- _Task instructions_
All lines below must be repeated exactly, with the pictures omitted.

- _Information given_
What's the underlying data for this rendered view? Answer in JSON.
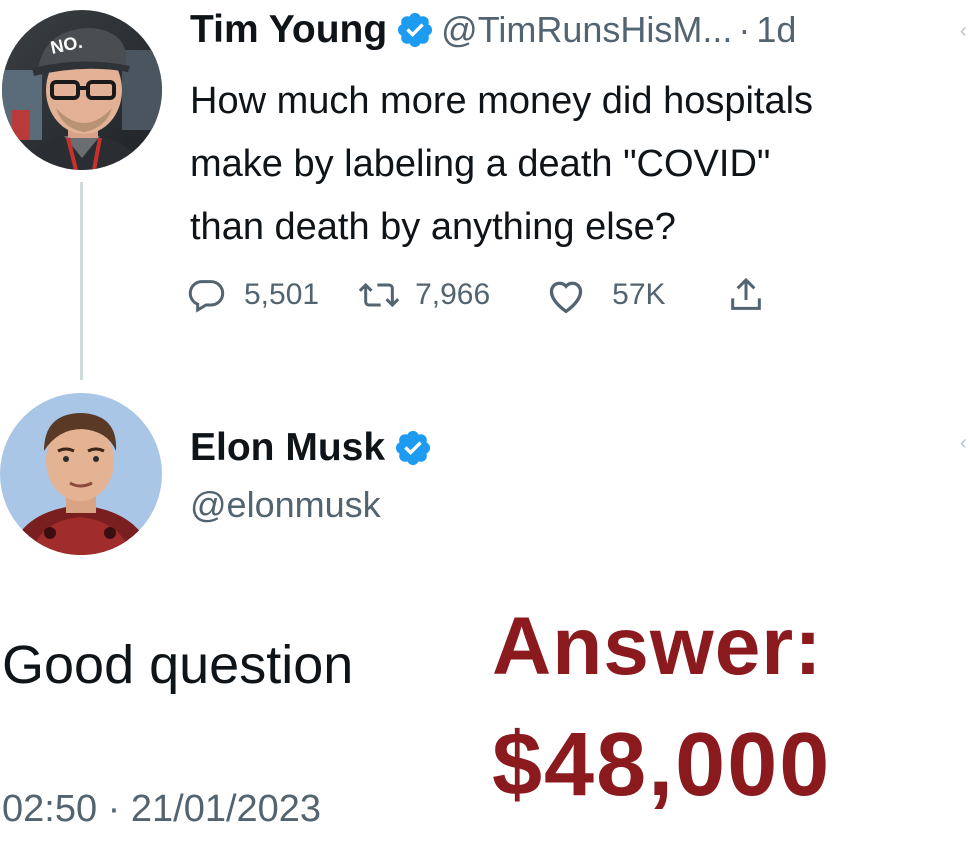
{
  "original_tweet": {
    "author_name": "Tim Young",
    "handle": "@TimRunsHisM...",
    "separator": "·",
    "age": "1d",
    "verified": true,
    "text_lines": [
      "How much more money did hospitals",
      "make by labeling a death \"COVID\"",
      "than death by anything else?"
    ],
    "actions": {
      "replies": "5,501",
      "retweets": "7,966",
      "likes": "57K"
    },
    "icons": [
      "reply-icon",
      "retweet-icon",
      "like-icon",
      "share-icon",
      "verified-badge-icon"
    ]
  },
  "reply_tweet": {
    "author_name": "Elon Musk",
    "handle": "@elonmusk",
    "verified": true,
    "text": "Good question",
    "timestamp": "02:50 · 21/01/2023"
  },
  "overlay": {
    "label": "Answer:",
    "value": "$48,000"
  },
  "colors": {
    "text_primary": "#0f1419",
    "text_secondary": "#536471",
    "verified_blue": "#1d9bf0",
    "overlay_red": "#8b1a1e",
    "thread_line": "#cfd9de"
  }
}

- _Output_
What's the underlying data for this rendered view? Answer in JSON.
{
  "original_tweet": {
    "author_name": "Tim Young",
    "handle": "@TimRunsHisM...",
    "separator": "·",
    "age": "1d",
    "verified": true,
    "text_lines": [
      "How much more money did hospitals",
      "make by labeling a death \"COVID\"",
      "than death by anything else?"
    ],
    "actions": {
      "replies": "5,501",
      "retweets": "7,966",
      "likes": "57K"
    },
    "icons": [
      "reply-icon",
      "retweet-icon",
      "like-icon",
      "share-icon",
      "verified-badge-icon"
    ]
  },
  "reply_tweet": {
    "author_name": "Elon Musk",
    "handle": "@elonmusk",
    "verified": true,
    "text": "Good question",
    "timestamp": "02:50 · 21/01/2023"
  },
  "overlay": {
    "label": "Answer:",
    "value": "$48,000"
  },
  "colors": {
    "text_primary": "#0f1419",
    "text_secondary": "#536471",
    "verified_blue": "#1d9bf0",
    "overlay_red": "#8b1a1e",
    "thread_line": "#cfd9de"
  }
}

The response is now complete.